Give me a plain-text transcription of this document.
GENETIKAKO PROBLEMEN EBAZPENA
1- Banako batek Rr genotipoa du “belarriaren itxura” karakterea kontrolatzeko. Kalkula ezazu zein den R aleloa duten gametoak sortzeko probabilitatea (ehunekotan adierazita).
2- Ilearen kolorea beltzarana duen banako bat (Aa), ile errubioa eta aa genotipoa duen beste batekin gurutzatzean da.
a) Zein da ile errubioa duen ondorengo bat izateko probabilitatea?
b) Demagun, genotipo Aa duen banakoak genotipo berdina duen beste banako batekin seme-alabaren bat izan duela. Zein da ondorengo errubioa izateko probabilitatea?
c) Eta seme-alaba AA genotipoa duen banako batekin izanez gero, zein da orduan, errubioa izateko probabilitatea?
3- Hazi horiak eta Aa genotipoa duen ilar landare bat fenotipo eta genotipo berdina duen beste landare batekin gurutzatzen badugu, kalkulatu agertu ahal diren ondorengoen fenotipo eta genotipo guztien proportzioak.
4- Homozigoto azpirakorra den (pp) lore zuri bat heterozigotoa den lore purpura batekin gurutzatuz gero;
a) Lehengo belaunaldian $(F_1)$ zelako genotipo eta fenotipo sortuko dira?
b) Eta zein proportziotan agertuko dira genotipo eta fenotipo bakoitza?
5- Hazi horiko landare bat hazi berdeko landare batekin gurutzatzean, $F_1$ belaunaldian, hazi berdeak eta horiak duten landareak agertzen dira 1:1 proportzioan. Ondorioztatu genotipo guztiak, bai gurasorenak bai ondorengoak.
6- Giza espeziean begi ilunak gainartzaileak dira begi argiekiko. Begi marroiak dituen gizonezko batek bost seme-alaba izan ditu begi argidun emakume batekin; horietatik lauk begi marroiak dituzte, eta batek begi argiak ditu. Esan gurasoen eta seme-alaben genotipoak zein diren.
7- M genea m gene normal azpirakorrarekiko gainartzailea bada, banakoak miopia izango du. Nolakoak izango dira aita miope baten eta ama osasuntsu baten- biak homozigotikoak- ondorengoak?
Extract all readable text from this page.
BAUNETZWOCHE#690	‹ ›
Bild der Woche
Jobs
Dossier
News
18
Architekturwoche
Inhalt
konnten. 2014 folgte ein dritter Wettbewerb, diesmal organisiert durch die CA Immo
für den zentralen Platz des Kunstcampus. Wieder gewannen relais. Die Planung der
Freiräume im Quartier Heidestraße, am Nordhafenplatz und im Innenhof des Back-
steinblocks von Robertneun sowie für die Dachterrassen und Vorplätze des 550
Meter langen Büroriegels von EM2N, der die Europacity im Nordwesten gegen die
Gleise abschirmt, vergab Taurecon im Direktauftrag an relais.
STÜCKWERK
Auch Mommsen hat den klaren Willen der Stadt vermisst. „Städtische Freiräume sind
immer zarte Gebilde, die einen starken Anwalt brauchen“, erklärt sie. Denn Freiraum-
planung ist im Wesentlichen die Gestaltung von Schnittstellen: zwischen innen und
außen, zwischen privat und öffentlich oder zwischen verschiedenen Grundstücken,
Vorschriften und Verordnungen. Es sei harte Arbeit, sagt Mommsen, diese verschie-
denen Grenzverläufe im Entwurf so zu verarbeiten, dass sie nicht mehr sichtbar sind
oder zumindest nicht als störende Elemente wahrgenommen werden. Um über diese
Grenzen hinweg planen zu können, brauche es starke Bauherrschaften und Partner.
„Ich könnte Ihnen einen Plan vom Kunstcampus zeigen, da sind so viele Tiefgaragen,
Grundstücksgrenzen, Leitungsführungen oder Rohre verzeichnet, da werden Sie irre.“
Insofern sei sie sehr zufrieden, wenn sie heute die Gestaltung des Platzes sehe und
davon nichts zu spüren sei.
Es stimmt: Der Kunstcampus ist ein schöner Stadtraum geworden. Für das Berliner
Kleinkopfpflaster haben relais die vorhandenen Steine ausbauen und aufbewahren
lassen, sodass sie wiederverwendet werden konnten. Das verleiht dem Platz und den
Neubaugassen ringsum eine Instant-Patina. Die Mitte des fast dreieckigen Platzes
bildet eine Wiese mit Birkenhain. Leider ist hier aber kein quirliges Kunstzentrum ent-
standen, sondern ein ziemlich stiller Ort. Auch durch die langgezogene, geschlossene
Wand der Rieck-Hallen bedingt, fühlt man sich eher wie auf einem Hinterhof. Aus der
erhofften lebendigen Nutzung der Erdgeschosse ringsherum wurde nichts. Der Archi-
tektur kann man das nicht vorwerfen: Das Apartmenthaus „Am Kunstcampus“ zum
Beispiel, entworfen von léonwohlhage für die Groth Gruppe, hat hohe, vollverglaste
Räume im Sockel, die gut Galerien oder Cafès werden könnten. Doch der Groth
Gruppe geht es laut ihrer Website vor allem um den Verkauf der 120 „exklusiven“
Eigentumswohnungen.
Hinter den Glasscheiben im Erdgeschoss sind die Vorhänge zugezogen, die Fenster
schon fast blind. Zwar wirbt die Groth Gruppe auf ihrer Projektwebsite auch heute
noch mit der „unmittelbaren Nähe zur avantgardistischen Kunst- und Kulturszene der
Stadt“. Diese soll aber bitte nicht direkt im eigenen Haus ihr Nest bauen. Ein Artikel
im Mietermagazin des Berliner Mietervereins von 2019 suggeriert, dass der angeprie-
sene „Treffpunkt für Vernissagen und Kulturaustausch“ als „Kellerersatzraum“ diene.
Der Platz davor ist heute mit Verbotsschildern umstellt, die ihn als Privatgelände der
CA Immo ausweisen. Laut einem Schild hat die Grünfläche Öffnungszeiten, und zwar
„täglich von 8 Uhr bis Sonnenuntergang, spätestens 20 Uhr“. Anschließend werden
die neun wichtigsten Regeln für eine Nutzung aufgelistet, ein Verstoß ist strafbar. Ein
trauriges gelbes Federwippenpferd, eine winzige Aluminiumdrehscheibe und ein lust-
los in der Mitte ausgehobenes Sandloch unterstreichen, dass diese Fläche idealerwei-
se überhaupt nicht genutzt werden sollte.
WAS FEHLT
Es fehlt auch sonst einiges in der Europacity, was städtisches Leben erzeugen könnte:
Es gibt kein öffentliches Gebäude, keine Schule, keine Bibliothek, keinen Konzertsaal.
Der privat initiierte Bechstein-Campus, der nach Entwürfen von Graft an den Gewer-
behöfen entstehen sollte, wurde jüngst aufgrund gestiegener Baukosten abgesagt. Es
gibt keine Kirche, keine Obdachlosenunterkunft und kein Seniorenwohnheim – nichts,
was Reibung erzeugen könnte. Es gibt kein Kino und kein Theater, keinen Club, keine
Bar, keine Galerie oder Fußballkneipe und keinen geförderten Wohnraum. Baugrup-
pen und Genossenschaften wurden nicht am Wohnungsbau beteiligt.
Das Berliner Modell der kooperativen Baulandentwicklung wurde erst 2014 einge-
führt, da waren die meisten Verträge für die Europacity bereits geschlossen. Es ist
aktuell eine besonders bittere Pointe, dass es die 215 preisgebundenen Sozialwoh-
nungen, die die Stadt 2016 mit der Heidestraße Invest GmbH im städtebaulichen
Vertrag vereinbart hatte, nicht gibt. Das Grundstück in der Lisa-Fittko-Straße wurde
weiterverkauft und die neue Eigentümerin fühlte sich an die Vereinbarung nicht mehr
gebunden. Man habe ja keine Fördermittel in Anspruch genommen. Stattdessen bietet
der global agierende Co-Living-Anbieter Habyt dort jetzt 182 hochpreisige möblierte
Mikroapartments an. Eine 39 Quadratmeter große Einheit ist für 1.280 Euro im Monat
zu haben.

§ **WORK TO BE COMPLETED**
An exact repeat of all the entries above is required.

§ **TASK RESULT**
Give me a plain-text transcription of this document.
GENETIKAKO PROBLEMEN EBAZPENA
1- Banako batek Rr genotipoa du “belarriaren itxura” karakterea kontrolatzeko. Kalkula ezazu zein den R aleloa duten gametoak sortzeko probabilitatea (ehunekotan adierazita).
2- Ilearen kolorea beltzarana duen banako bat (Aa), ile errubioa eta aa genotipoa duen beste batekin gurutzatzean da.
a) Zein da ile errubioa duen ondorengo bat izateko probabilitatea?
b) Demagun, genotipo Aa duen banakoak genotipo berdina duen beste banako batekin seme-alabaren bat izan duela. Zein da ondorengo errubioa izateko probabilitatea?
c) Eta seme-alaba AA genotipoa duen banako batekin izanez gero, zein da orduan, errubioa izateko probabilitatea?
3- Hazi horiak eta Aa genotipoa duen ilar landare bat fenotipo eta genotipo berdina duen beste landare batekin gurutzatzen badugu, kalkulatu agertu ahal diren ondorengoen fenotipo eta genotipo guztien proportzioak.
4- Homozigoto azpirakorra den (pp) lore zuri bat heterozigotoa den lore purpura batekin gurutzatuz gero;
a) Lehengo belaunaldian $(F_1)$ zelako genotipo eta fenotipo sortuko dira?
b) Eta zein proportziotan agertuko dira genotipo eta fenotipo bakoitza?
5- Hazi horiko landare bat hazi berdeko landare batekin gurutzatzean, $F_1$ belaunaldian, hazi berdeak eta horiak duten landareak agertzen dira 1:1 proportzioan. Ondorioztatu genotipo guztiak, bai gurasorenak bai ondorengoak.
6- Giza espeziean begi ilunak gainartzaileak dira begi argiekiko. Begi marroiak dituen gizonezko batek bost seme-alaba izan ditu begi argidun emakume batekin; horietatik lauk begi marroiak dituzte, eta batek begi argiak ditu. Esan gurasoen eta seme-alaben genotipoak zein diren.
7- M genea m gene normal azpirakorrarekiko gainartzailea bada, banakoak miopia izango du. Nolakoak izango dira aita miope baten eta ama osasuntsu baten- biak homozigotikoak- ondorengoak?
Extract all readable text from this page.
BAUNETZWOCHE#690	‹ ›
Bild der Woche
Jobs
Dossier
News
18
Architekturwoche
Inhalt
konnten. 2014 folgte ein dritter Wettbewerb, diesmal organisiert durch die CA Immo
für den zentralen Platz des Kunstcampus. Wieder gewannen relais. Die Planung der
Freiräume im Quartier Heidestraße, am Nordhafenplatz und im Innenhof des Back-
steinblocks von Robertneun sowie für die Dachterrassen und Vorplätze des 550
Meter langen Büroriegels von EM2N, der die Europacity im Nordwesten gegen die
Gleise abschirmt, vergab Taurecon im Direktauftrag an relais.
STÜCKWERK
Auch Mommsen hat den klaren Willen der Stadt vermisst. „Städtische Freiräume sind
immer zarte Gebilde, die einen starken Anwalt brauchen“, erklärt sie. Denn Freiraum-
planung ist im Wesentlichen die Gestaltung von Schnittstellen: zwischen innen und
außen, zwischen privat und öffentlich oder zwischen verschiedenen Grundstücken,
Vorschriften und Verordnungen. Es sei harte Arbeit, sagt Mommsen, diese verschie-
denen Grenzverläufe im Entwurf so zu verarbeiten, dass sie nicht mehr sichtbar sind
oder zumindest nicht als störende Elemente wahrgenommen werden. Um über diese
Grenzen hinweg planen zu können, brauche es starke Bauherrschaften und Partner.
„Ich könnte Ihnen einen Plan vom Kunstcampus zeigen, da sind so viele Tiefgaragen,
Grundstücksgrenzen, Leitungsführungen oder Rohre verzeichnet, da werden Sie irre.“
Insofern sei sie sehr zufrieden, wenn sie heute die Gestaltung des Platzes sehe und
davon nichts zu spüren sei.
Es stimmt: Der Kunstcampus ist ein schöner Stadtraum geworden. Für das Berliner
Kleinkopfpflaster haben relais die vorhandenen Steine ausbauen und aufbewahren
lassen, sodass sie wiederverwendet werden konnten. Das verleiht dem Platz und den
Neubaugassen ringsum eine Instant-Patina. Die Mitte des fast dreieckigen Platzes
bildet eine Wiese mit Birkenhain. Leider ist hier aber kein quirliges Kunstzentrum ent-
standen, sondern ein ziemlich stiller Ort. Auch durch die langgezogene, geschlossene
Wand der Rieck-Hallen bedingt, fühlt man sich eher wie auf einem Hinterhof. Aus der
erhofften lebendigen Nutzung der Erdgeschosse ringsherum wurde nichts. Der Archi-
tektur kann man das nicht vorwerfen: Das Apartmenthaus „Am Kunstcampus“ zum
Beispiel, entworfen von léonwohlhage für die Groth Gruppe, hat hohe, vollverglaste
Räume im Sockel, die gut Galerien oder Cafès werden könnten. Doch der Groth
Gruppe geht es laut ihrer Website vor allem um den Verkauf der 120 „exklusiven“
Eigentumswohnungen.
Hinter den Glasscheiben im Erdgeschoss sind die Vorhänge zugezogen, die Fenster
schon fast blind. Zwar wirbt die Groth Gruppe auf ihrer Projektwebsite auch heute
noch mit der „unmittelbaren Nähe zur avantgardistischen Kunst- und Kulturszene der
Stadt“. Diese soll aber bitte nicht direkt im eigenen Haus ihr Nest bauen. Ein Artikel
im Mietermagazin des Berliner Mietervereins von 2019 suggeriert, dass der angeprie-
sene „Treffpunkt für Vernissagen und Kulturaustausch“ als „Kellerersatzraum“ diene.
Der Platz davor ist heute mit Verbotsschildern umstellt, die ihn als Privatgelände der
CA Immo ausweisen. Laut einem Schild hat die Grünfläche Öffnungszeiten, und zwar
„täglich von 8 Uhr bis Sonnenuntergang, spätestens 20 Uhr“. Anschließend werden
die neun wichtigsten Regeln für eine Nutzung aufgelistet, ein Verstoß ist strafbar. Ein
trauriges gelbes Federwippenpferd, eine winzige Aluminiumdrehscheibe und ein lust-
los in der Mitte ausgehobenes Sandloch unterstreichen, dass diese Fläche idealerwei-
se überhaupt nicht genutzt werden sollte.
WAS FEHLT
Es fehlt auch sonst einiges in der Europacity, was städtisches Leben erzeugen könnte:
Es gibt kein öffentliches Gebäude, keine Schule, keine Bibliothek, keinen Konzertsaal.
Der privat initiierte Bechstein-Campus, der nach Entwürfen von Graft an den Gewer-
behöfen entstehen sollte, wurde jüngst aufgrund gestiegener Baukosten abgesagt. Es
gibt keine Kirche, keine Obdachlosenunterkunft und kein Seniorenwohnheim – nichts,
was Reibung erzeugen könnte. Es gibt kein Kino und kein Theater, keinen Club, keine
Bar, keine Galerie oder Fußballkneipe und keinen geförderten Wohnraum. Baugrup-
pen und Genossenschaften wurden nicht am Wohnungsbau beteiligt.
Das Berliner Modell der kooperativen Baulandentwicklung wurde erst 2014 einge-
führt, da waren die meisten Verträge für die Europacity bereits geschlossen. Es ist
aktuell eine besonders bittere Pointe, dass es die 215 preisgebundenen Sozialwoh-
nungen, die die Stadt 2016 mit der Heidestraße Invest GmbH im städtebaulichen
Vertrag vereinbart hatte, nicht gibt. Das Grundstück in der Lisa-Fittko-Straße wurde
weiterverkauft und die neue Eigentümerin fühlte sich an die Vereinbarung nicht mehr
gebunden. Man habe ja keine Fördermittel in Anspruch genommen. Stattdessen bietet
der global agierende Co-Living-Anbieter Habyt dort jetzt 182 hochpreisige möblierte
Mikroapartments an. Eine 39 Quadratmeter große Einheit ist für 1.280 Euro im Monat
zu haben.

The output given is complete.